■ DO THIS ■
Return, word for word, every line that follows.

■ INFORMATION GIVEN ■
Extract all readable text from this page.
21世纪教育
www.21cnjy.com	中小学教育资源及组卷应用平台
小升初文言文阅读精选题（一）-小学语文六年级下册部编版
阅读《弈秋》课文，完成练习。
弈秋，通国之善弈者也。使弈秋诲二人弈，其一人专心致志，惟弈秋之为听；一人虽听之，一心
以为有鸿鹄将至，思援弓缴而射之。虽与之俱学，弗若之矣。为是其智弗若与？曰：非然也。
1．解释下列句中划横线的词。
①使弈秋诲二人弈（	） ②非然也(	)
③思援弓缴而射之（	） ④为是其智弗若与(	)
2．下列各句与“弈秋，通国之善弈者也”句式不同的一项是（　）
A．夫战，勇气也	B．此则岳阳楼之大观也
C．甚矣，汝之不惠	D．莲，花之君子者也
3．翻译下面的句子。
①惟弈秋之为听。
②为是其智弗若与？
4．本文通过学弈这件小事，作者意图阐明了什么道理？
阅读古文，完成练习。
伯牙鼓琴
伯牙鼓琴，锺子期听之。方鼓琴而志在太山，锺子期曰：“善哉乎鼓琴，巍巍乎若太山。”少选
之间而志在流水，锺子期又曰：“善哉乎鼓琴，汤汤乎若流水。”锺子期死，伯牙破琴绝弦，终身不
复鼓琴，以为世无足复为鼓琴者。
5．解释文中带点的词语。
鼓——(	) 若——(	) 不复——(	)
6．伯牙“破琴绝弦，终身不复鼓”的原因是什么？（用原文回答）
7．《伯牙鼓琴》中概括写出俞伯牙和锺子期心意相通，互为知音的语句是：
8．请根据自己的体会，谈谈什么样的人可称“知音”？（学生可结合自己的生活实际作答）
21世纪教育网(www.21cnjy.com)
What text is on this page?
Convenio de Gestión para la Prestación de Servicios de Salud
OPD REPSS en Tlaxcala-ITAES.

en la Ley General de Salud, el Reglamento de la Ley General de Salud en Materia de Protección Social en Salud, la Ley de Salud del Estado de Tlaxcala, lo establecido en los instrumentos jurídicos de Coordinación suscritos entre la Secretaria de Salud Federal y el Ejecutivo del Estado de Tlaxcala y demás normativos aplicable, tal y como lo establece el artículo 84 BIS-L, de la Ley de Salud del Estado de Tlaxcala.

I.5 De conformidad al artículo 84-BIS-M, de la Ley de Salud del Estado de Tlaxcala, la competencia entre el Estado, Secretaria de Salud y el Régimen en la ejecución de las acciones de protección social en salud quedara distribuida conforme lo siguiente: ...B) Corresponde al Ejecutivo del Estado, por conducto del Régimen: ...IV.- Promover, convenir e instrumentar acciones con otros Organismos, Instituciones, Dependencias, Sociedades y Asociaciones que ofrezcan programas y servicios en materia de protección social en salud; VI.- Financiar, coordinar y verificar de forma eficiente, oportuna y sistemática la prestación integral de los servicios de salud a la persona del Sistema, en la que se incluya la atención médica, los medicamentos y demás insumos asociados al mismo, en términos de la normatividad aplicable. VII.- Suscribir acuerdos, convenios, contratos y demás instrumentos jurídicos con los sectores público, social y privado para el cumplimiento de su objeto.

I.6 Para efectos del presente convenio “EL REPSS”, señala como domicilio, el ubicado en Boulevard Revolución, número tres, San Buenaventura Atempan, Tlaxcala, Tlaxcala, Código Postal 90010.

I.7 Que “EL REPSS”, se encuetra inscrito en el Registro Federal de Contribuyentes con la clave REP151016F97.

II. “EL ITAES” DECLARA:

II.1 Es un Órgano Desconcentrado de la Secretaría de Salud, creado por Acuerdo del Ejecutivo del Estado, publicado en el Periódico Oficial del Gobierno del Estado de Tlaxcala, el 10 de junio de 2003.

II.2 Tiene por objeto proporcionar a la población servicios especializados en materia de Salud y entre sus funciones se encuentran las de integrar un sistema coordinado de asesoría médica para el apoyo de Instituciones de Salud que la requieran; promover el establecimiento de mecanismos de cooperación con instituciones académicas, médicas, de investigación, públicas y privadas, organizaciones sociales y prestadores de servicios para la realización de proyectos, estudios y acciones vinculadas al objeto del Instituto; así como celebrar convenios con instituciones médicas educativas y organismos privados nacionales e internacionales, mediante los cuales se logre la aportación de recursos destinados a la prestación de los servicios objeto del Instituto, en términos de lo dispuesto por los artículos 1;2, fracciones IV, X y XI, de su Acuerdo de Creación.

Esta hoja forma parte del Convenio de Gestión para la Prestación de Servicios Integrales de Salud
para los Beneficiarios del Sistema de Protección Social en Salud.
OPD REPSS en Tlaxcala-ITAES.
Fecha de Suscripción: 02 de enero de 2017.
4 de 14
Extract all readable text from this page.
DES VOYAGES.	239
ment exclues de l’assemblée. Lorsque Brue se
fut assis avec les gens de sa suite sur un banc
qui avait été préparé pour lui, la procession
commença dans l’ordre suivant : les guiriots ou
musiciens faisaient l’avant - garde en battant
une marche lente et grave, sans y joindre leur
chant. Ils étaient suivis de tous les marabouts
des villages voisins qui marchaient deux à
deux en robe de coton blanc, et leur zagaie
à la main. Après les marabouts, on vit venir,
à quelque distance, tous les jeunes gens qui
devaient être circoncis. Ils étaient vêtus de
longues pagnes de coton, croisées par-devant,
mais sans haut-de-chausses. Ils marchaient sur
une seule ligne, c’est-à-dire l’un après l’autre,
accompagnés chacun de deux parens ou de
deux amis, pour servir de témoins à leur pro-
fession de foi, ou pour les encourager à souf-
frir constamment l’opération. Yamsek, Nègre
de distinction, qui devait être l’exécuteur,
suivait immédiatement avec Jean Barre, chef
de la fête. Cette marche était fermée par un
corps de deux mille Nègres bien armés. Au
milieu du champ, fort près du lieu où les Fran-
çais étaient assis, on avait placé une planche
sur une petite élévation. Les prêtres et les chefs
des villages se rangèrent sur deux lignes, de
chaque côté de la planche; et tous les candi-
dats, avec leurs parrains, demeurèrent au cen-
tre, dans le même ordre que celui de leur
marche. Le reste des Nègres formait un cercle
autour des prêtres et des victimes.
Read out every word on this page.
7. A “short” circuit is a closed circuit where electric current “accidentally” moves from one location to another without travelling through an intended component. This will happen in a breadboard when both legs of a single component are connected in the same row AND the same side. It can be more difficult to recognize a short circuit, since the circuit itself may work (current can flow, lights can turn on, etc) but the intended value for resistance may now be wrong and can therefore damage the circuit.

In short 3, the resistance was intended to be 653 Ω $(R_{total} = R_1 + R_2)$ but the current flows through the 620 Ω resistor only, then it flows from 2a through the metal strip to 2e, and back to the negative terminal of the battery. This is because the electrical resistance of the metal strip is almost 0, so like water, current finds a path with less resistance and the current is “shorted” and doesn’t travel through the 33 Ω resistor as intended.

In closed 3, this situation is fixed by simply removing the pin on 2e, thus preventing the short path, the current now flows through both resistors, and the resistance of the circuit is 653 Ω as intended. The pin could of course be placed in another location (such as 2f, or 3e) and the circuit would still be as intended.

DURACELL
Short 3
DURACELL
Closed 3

■ ANSWER TO THIS TASK ■
Extract all readable text from this page.
21世纪教育
www.21cnjy.com	中小学教育资源及组卷应用平台
小升初文言文阅读精选题（一）-小学语文六年级下册部编版
阅读《弈秋》课文，完成练习。
弈秋，通国之善弈者也。使弈秋诲二人弈，其一人专心致志，惟弈秋之为听；一人虽听之，一心
以为有鸿鹄将至，思援弓缴而射之。虽与之俱学，弗若之矣。为是其智弗若与？曰：非然也。
1．解释下列句中划横线的词。
①使弈秋诲二人弈（	） ②非然也(	)
③思援弓缴而射之（	） ④为是其智弗若与(	)
2．下列各句与“弈秋，通国之善弈者也”句式不同的一项是（　）
A．夫战，勇气也	B．此则岳阳楼之大观也
C．甚矣，汝之不惠	D．莲，花之君子者也
3．翻译下面的句子。
①惟弈秋之为听。
②为是其智弗若与？
4．本文通过学弈这件小事，作者意图阐明了什么道理？
阅读古文，完成练习。
伯牙鼓琴
伯牙鼓琴，锺子期听之。方鼓琴而志在太山，锺子期曰：“善哉乎鼓琴，巍巍乎若太山。”少选
之间而志在流水，锺子期又曰：“善哉乎鼓琴，汤汤乎若流水。”锺子期死，伯牙破琴绝弦，终身不
复鼓琴，以为世无足复为鼓琴者。
5．解释文中带点的词语。
鼓——(	) 若——(	) 不复——(	)
6．伯牙“破琴绝弦，终身不复鼓”的原因是什么？（用原文回答）
7．《伯牙鼓琴》中概括写出俞伯牙和锺子期心意相通，互为知音的语句是：
8．请根据自己的体会，谈谈什么样的人可称“知音”？（学生可结合自己的生活实际作答）
21世纪教育网(www.21cnjy.com)
What text is on this page?
Convenio de Gestión para la Prestación de Servicios de Salud
OPD REPSS en Tlaxcala-ITAES.

en la Ley General de Salud, el Reglamento de la Ley General de Salud en Materia de Protección Social en Salud, la Ley de Salud del Estado de Tlaxcala, lo establecido en los instrumentos jurídicos de Coordinación suscritos entre la Secretaria de Salud Federal y el Ejecutivo del Estado de Tlaxcala y demás normativos aplicable, tal y como lo establece el artículo 84 BIS-L, de la Ley de Salud del Estado de Tlaxcala.

I.5 De conformidad al artículo 84-BIS-M, de la Ley de Salud del Estado de Tlaxcala, la competencia entre el Estado, Secretaria de Salud y el Régimen en la ejecución de las acciones de protección social en salud quedara distribuida conforme lo siguiente: ...B) Corresponde al Ejecutivo del Estado, por conducto del Régimen: ...IV.- Promover, convenir e instrumentar acciones con otros Organismos, Instituciones, Dependencias, Sociedades y Asociaciones que ofrezcan programas y servicios en materia de protección social en salud; VI.- Financiar, coordinar y verificar de forma eficiente, oportuna y sistemática la prestación integral de los servicios de salud a la persona del Sistema, en la que se incluya la atención médica, los medicamentos y demás insumos asociados al mismo, en términos de la normatividad aplicable. VII.- Suscribir acuerdos, convenios, contratos y demás instrumentos jurídicos con los sectores público, social y privado para el cumplimiento de su objeto.

I.6 Para efectos del presente convenio “EL REPSS”, señala como domicilio, el ubicado en Boulevard Revolución, número tres, San Buenaventura Atempan, Tlaxcala, Tlaxcala, Código Postal 90010.

I.7 Que “EL REPSS”, se encuetra inscrito en el Registro Federal de Contribuyentes con la clave REP151016F97.

II. “EL ITAES” DECLARA:

II.1 Es un Órgano Desconcentrado de la Secretaría de Salud, creado por Acuerdo del Ejecutivo del Estado, publicado en el Periódico Oficial del Gobierno del Estado de Tlaxcala, el 10 de junio de 2003.

II.2 Tiene por objeto proporcionar a la población servicios especializados en materia de Salud y entre sus funciones se encuentran las de integrar un sistema coordinado de asesoría médica para el apoyo de Instituciones de Salud que la requieran; promover el establecimiento de mecanismos de cooperación con instituciones académicas, médicas, de investigación, públicas y privadas, organizaciones sociales y prestadores de servicios para la realización de proyectos, estudios y acciones vinculadas al objeto del Instituto; así como celebrar convenios con instituciones médicas educativas y organismos privados nacionales e internacionales, mediante los cuales se logre la aportación de recursos destinados a la prestación de los servicios objeto del Instituto, en términos de lo dispuesto por los artículos 1;2, fracciones IV, X y XI, de su Acuerdo de Creación.

Esta hoja forma parte del Convenio de Gestión para la Prestación de Servicios Integrales de Salud
para los Beneficiarios del Sistema de Protección Social en Salud.
OPD REPSS en Tlaxcala-ITAES.
Fecha de Suscripción: 02 de enero de 2017.
4 de 14
Extract all readable text from this page.
DES VOYAGES.	239
ment exclues de l’assemblée. Lorsque Brue se
fut assis avec les gens de sa suite sur un banc
qui avait été préparé pour lui, la procession
commença dans l’ordre suivant : les guiriots ou
musiciens faisaient l’avant - garde en battant
une marche lente et grave, sans y joindre leur
chant. Ils étaient suivis de tous les marabouts
des villages voisins qui marchaient deux à
deux en robe de coton blanc, et leur zagaie
à la main. Après les marabouts, on vit venir,
à quelque distance, tous les jeunes gens qui
devaient être circoncis. Ils étaient vêtus de
longues pagnes de coton, croisées par-devant,
mais sans haut-de-chausses. Ils marchaient sur
une seule ligne, c’est-à-dire l’un après l’autre,
accompagnés chacun de deux parens ou de
deux amis, pour servir de témoins à leur pro-
fession de foi, ou pour les encourager à souf-
frir constamment l’opération. Yamsek, Nègre
de distinction, qui devait être l’exécuteur,
suivait immédiatement avec Jean Barre, chef
de la fête. Cette marche était fermée par un
corps de deux mille Nègres bien armés. Au
milieu du champ, fort près du lieu où les Fran-
çais étaient assis, on avait placé une planche
sur une petite élévation. Les prêtres et les chefs
des villages se rangèrent sur deux lignes, de
chaque côté de la planche; et tous les candi-
dats, avec leurs parrains, demeurèrent au cen-
tre, dans le même ordre que celui de leur
marche. Le reste des Nègres formait un cercle
autour des prêtres et des victimes.
Read out every word on this page.
7. A “short” circuit is a closed circuit where electric current “accidentally” moves from one location to another without travelling through an intended component. This will happen in a breadboard when both legs of a single component are connected in the same row AND the same side. It can be more difficult to recognize a short circuit, since the circuit itself may work (current can flow, lights can turn on, etc) but the intended value for resistance may now be wrong and can therefore damage the circuit.

In short 3, the resistance was intended to be 653 Ω $(R_{total} = R_1 + R_2)$ but the current flows through the 620 Ω resistor only, then it flows from 2a through the metal strip to 2e, and back to the negative terminal of the battery. This is because the electrical resistance of the metal strip is almost 0, so like water, current finds a path with less resistance and the current is “shorted” and doesn’t travel through the 33 Ω resistor as intended.

In closed 3, this situation is fixed by simply removing the pin on 2e, thus preventing the short path, the current now flows through both resistors, and the resistance of the circuit is 653 Ω as intended. The pin could of course be placed in another location (such as 2f, or 3e) and the circuit would still be as intended.

DURACELL
Short 3
DURACELL
Closed 3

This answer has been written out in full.